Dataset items
□ □ □ □
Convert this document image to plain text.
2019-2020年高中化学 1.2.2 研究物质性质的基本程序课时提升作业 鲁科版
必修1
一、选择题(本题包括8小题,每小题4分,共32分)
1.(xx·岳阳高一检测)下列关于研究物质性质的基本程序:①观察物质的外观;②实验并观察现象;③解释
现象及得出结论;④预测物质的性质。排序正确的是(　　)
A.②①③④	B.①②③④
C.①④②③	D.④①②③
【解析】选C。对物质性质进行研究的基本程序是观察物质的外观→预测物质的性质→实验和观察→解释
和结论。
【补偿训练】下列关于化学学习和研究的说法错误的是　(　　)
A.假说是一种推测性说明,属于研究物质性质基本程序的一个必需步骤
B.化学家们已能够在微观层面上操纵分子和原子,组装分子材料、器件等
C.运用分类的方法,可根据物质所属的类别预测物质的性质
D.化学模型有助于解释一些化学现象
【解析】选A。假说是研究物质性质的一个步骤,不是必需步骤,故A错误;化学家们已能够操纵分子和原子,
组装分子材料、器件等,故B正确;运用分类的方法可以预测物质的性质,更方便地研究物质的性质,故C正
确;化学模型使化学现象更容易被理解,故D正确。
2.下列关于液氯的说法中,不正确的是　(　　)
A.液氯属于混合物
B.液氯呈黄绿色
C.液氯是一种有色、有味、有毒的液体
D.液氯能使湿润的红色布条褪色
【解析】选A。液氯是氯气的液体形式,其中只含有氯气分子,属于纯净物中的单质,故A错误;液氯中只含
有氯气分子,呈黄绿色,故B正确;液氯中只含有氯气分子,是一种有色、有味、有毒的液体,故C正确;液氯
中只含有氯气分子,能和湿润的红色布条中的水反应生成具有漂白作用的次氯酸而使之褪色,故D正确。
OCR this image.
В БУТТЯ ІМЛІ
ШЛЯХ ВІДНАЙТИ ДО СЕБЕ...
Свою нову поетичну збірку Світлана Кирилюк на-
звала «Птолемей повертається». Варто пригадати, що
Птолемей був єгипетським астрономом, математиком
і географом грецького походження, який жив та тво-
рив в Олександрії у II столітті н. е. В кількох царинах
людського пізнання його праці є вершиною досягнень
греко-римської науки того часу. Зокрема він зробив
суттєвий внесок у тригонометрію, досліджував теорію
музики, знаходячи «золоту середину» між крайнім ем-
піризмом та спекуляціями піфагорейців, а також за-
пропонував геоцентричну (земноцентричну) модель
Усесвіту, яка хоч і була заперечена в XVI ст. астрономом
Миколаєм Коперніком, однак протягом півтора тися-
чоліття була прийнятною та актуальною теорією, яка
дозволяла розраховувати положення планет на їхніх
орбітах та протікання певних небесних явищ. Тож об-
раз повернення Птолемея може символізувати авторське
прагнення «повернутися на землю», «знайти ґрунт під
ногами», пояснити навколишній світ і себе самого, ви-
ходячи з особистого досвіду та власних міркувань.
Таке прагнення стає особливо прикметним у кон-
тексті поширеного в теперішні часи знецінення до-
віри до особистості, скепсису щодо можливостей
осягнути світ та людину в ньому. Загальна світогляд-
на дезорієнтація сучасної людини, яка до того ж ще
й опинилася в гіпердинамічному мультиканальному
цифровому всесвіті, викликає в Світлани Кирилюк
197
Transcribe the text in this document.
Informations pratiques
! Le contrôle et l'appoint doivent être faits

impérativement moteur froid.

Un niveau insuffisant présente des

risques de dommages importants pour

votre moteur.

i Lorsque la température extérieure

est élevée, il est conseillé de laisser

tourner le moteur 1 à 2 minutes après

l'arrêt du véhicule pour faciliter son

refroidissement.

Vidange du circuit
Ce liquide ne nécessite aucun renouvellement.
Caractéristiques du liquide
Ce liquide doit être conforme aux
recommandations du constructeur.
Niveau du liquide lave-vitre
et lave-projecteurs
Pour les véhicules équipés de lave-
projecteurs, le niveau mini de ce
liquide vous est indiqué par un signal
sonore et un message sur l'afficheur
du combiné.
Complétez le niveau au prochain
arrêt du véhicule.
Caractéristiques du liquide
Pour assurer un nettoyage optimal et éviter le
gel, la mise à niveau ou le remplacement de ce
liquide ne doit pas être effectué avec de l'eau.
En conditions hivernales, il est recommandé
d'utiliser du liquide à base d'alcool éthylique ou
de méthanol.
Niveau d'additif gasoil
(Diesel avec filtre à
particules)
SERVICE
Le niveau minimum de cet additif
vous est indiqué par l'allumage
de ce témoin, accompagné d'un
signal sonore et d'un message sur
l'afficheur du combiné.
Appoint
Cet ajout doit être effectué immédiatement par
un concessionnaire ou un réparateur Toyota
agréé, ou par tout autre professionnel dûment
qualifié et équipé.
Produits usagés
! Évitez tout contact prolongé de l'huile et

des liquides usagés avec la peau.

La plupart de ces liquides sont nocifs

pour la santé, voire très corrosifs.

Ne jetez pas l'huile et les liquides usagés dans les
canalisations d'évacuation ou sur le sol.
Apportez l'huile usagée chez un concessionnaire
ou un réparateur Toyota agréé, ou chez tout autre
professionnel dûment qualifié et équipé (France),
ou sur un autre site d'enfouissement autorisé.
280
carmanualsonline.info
□ □ □ □
▸ WHAT THE TASK REQUIRES
Return all of the data precisely as it appears.

▸ EXPECTED OUTPUT
Convert this document image to plain text.
2019-2020年高中化学 1.2.2 研究物质性质的基本程序课时提升作业 鲁科版
必修1
一、选择题(本题包括8小题,每小题4分,共32分)
1.(xx·岳阳高一检测)下列关于研究物质性质的基本程序:①观察物质的外观;②实验并观察现象;③解释
现象及得出结论;④预测物质的性质。排序正确的是(　　)
A.②①③④	B.①②③④
C.①④②③	D.④①②③
【解析】选C。对物质性质进行研究的基本程序是观察物质的外观→预测物质的性质→实验和观察→解释
和结论。
【补偿训练】下列关于化学学习和研究的说法错误的是　(　　)
A.假说是一种推测性说明,属于研究物质性质基本程序的一个必需步骤
B.化学家们已能够在微观层面上操纵分子和原子,组装分子材料、器件等
C.运用分类的方法,可根据物质所属的类别预测物质的性质
D.化学模型有助于解释一些化学现象
【解析】选A。假说是研究物质性质的一个步骤,不是必需步骤,故A错误;化学家们已能够操纵分子和原子,
组装分子材料、器件等,故B正确;运用分类的方法可以预测物质的性质,更方便地研究物质的性质,故C正
确;化学模型使化学现象更容易被理解,故D正确。
2.下列关于液氯的说法中,不正确的是　(　　)
A.液氯属于混合物
B.液氯呈黄绿色
C.液氯是一种有色、有味、有毒的液体
D.液氯能使湿润的红色布条褪色
【解析】选A。液氯是氯气的液体形式,其中只含有氯气分子,属于纯净物中的单质,故A错误;液氯中只含
有氯气分子,呈黄绿色,故B正确;液氯中只含有氯气分子,是一种有色、有味、有毒的液体,故C正确;液氯
中只含有氯气分子,能和湿润的红色布条中的水反应生成具有漂白作用的次氯酸而使之褪色,故D正确。
OCR this image.
В БУТТЯ ІМЛІ
ШЛЯХ ВІДНАЙТИ ДО СЕБЕ...
Свою нову поетичну збірку Світлана Кирилюк на-
звала «Птолемей повертається». Варто пригадати, що
Птолемей був єгипетським астрономом, математиком
і географом грецького походження, який жив та тво-
рив в Олександрії у II столітті н. е. В кількох царинах
людського пізнання його праці є вершиною досягнень
греко-римської науки того часу. Зокрема він зробив
суттєвий внесок у тригонометрію, досліджував теорію
музики, знаходячи «золоту середину» між крайнім ем-
піризмом та спекуляціями піфагорейців, а також за-
пропонував геоцентричну (земноцентричну) модель
Усесвіту, яка хоч і була заперечена в XVI ст. астрономом
Миколаєм Коперніком, однак протягом півтора тися-
чоліття була прийнятною та актуальною теорією, яка
дозволяла розраховувати положення планет на їхніх
орбітах та протікання певних небесних явищ. Тож об-
раз повернення Птолемея може символізувати авторське
прагнення «повернутися на землю», «знайти ґрунт під
ногами», пояснити навколишній світ і себе самого, ви-
ходячи з особистого досвіду та власних міркувань.
Таке прагнення стає особливо прикметним у кон-
тексті поширеного в теперішні часи знецінення до-
віри до особистості, скепсису щодо можливостей
осягнути світ та людину в ньому. Загальна світогляд-
на дезорієнтація сучасної людини, яка до того ж ще
й опинилася в гіпердинамічному мультиканальному
цифровому всесвіті, викликає в Світлани Кирилюк
197
Transcribe the text in this document.
Informations pratiques
! Le contrôle et l'appoint doivent être faits

impérativement moteur froid.

Un niveau insuffisant présente des

risques de dommages importants pour

votre moteur.

i Lorsque la température extérieure

est élevée, il est conseillé de laisser

tourner le moteur 1 à 2 minutes après

l'arrêt du véhicule pour faciliter son

refroidissement.

Vidange du circuit
Ce liquide ne nécessite aucun renouvellement.
Caractéristiques du liquide
Ce liquide doit être conforme aux
recommandations du constructeur.
Niveau du liquide lave-vitre
et lave-projecteurs
Pour les véhicules équipés de lave-
projecteurs, le niveau mini de ce
liquide vous est indiqué par un signal
sonore et un message sur l'afficheur
du combiné.
Complétez le niveau au prochain
arrêt du véhicule.
Caractéristiques du liquide
Pour assurer un nettoyage optimal et éviter le
gel, la mise à niveau ou le remplacement de ce
liquide ne doit pas être effectué avec de l'eau.
En conditions hivernales, il est recommandé
d'utiliser du liquide à base d'alcool éthylique ou
de méthanol.
Niveau d'additif gasoil
(Diesel avec filtre à
particules)
SERVICE
Le niveau minimum de cet additif
vous est indiqué par l'allumage
de ce témoin, accompagné d'un
signal sonore et d'un message sur
l'afficheur du combiné.
Appoint
Cet ajout doit être effectué immédiatement par
un concessionnaire ou un réparateur Toyota
agréé, ou par tout autre professionnel dûment
qualifié et équipé.
Produits usagés
! Évitez tout contact prolongé de l'huile et

des liquides usagés avec la peau.

La plupart de ces liquides sont nocifs

pour la santé, voire très corrosifs.

Ne jetez pas l'huile et les liquides usagés dans les
canalisations d'évacuation ou sur le sol.
Apportez l'huile usagée chez un concessionnaire
ou un réparateur Toyota agréé, ou chez tout autre
professionnel dûment qualifié et équipé (France),
ou sur un autre site d'enfouissement autorisé.
280
carmanualsonline.info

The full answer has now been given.